Locate the word "equilibrium" in the entries below, then gather every line that holds it.

● Available data:
---------------

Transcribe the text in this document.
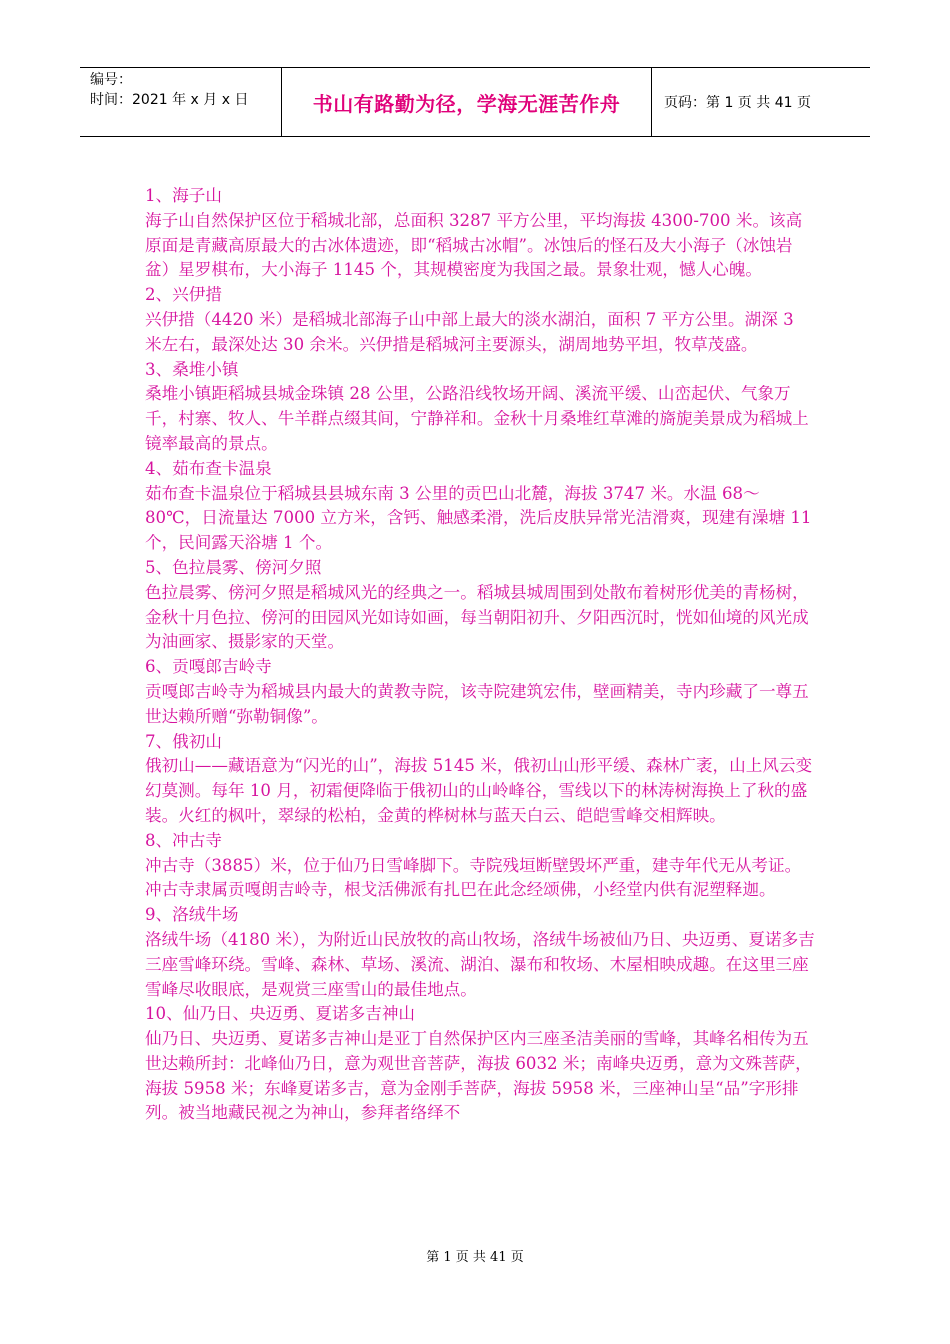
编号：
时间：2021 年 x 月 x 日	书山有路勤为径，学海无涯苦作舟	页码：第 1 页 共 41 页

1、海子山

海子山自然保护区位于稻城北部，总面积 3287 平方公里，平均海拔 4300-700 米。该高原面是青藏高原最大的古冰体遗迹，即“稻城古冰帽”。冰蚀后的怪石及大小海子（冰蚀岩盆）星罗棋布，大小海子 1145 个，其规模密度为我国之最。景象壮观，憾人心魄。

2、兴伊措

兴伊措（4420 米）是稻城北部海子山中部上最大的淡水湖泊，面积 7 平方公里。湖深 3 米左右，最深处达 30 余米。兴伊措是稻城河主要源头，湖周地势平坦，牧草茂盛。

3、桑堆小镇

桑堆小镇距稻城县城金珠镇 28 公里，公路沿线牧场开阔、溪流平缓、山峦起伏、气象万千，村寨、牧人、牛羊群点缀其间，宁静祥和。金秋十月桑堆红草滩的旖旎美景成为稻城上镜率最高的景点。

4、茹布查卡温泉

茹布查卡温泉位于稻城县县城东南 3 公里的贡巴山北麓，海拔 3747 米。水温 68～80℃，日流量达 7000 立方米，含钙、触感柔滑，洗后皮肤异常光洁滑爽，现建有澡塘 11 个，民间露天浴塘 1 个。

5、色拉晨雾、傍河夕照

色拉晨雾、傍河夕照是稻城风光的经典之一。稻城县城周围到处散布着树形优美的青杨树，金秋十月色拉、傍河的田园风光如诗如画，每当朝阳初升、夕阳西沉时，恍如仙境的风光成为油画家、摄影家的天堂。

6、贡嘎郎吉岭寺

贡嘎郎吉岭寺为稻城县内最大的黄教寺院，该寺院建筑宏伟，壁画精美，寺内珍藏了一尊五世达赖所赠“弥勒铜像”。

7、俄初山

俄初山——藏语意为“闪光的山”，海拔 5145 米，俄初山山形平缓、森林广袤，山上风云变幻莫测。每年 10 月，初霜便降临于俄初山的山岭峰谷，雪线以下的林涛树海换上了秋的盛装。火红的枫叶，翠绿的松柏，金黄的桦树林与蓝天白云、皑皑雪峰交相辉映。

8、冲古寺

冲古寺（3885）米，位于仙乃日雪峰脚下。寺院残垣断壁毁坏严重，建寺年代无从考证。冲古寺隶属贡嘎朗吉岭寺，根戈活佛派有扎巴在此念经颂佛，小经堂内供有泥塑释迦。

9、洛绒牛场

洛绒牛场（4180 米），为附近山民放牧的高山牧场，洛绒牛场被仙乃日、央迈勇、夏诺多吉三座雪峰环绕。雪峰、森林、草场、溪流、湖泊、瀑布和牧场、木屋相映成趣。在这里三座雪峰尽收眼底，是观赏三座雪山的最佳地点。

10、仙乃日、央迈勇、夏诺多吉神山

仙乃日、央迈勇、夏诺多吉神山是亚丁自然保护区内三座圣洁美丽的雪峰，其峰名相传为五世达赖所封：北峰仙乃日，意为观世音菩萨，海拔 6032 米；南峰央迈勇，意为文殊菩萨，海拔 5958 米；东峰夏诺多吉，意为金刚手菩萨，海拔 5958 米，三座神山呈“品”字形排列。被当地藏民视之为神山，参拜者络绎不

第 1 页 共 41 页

---------------

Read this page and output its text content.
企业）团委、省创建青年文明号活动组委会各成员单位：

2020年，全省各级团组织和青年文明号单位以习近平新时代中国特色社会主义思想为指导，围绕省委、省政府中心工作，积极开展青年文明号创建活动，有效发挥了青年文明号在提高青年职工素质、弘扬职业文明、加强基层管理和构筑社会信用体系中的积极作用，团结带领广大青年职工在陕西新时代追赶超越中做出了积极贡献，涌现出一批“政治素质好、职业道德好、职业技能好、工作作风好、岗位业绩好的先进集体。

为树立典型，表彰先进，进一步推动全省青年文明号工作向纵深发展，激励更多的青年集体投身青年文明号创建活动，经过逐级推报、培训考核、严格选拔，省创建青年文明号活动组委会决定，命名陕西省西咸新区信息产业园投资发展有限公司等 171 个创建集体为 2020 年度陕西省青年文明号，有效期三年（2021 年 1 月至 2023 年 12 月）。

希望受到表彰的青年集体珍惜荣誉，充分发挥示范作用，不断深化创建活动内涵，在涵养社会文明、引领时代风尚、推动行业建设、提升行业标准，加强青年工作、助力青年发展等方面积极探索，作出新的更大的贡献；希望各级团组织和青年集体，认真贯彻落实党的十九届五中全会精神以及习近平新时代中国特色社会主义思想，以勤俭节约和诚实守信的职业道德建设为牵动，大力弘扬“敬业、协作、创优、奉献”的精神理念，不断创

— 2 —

---------------

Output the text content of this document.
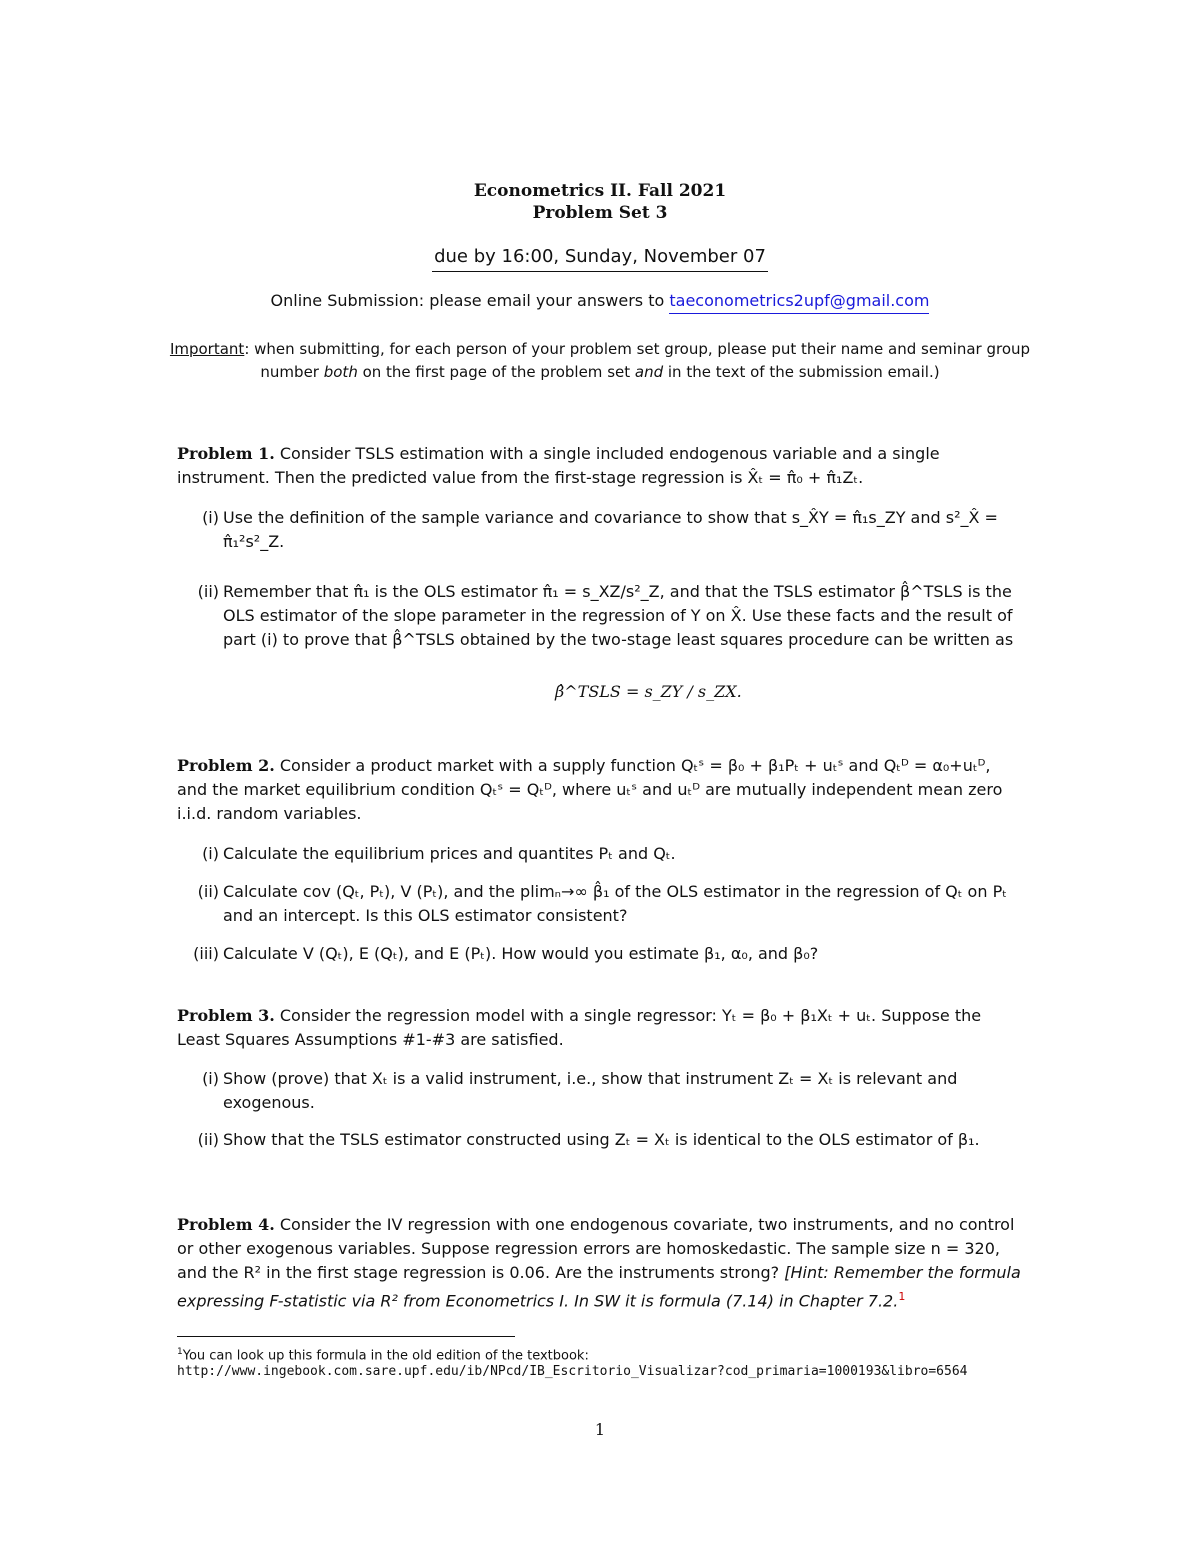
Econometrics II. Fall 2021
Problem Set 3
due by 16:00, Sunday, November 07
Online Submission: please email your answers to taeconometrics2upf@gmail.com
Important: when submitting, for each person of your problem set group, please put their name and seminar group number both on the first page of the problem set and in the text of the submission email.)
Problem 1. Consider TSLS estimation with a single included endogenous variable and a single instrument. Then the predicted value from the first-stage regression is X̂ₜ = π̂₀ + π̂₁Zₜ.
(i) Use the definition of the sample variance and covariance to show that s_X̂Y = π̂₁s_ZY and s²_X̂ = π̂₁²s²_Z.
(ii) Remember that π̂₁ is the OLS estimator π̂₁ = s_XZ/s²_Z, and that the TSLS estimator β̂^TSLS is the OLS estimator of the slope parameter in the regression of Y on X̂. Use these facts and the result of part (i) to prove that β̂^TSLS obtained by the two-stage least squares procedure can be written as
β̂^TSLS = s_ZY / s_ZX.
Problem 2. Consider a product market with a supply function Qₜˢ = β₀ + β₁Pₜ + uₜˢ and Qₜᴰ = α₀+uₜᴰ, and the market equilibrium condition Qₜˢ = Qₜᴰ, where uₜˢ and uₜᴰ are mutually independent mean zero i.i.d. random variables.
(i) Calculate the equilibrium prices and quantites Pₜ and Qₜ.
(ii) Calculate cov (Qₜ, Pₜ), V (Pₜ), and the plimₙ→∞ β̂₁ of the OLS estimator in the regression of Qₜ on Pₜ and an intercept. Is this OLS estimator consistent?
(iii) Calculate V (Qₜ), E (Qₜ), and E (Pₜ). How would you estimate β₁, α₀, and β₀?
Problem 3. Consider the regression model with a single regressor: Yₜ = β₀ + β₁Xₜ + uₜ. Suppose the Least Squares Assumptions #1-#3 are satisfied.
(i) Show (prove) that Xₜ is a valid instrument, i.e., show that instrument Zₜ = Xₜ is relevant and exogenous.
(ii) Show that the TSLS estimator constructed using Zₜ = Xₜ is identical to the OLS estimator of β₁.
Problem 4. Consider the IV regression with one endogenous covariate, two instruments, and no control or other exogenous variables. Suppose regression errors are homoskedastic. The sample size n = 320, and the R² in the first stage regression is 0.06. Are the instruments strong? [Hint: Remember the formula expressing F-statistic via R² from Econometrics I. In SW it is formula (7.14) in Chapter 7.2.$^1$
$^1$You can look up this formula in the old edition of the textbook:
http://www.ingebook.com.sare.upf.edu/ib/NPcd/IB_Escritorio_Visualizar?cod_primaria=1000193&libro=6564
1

---------------

● Exercise result:
Problem 2. Consider a product market with a supply function Qₜˢ = β₀ + β₁Pₜ + uₜˢ and Qₜᴰ = α₀+uₜᴰ, and the market equilibrium condition Qₜˢ = Qₜᴰ, where uₜˢ and uₜᴰ are mutually independent mean zero i.i.d. random variables.
(i) Calculate the equilibrium prices and quantites Pₜ and Qₜ.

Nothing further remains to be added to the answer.